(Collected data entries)
--- start ---
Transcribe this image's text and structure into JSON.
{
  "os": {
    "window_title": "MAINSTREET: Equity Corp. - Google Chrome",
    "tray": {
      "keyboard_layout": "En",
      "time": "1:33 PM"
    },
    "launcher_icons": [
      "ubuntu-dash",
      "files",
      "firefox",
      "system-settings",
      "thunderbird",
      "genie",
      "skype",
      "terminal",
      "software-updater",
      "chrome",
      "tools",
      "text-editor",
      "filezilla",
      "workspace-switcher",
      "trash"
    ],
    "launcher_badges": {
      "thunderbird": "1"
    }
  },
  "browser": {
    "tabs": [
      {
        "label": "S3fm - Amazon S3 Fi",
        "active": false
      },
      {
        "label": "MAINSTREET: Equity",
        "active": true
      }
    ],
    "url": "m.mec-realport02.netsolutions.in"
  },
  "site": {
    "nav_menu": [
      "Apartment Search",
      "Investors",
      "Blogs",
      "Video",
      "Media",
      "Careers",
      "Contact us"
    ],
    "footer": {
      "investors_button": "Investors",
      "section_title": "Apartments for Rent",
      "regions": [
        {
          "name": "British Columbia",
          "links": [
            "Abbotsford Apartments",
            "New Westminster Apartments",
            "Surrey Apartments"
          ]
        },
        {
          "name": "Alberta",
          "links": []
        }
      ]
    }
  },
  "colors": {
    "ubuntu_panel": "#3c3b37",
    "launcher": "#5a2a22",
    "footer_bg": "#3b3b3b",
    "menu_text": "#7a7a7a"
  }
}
--- end ---
§ **Required task**: Sift through the entries and copy every line with "Equity".

§ **Task response**:
    "window_title": "MAINSTREET: Equity Corp. - Google Chrome",
        "label": "MAINSTREET: Equity",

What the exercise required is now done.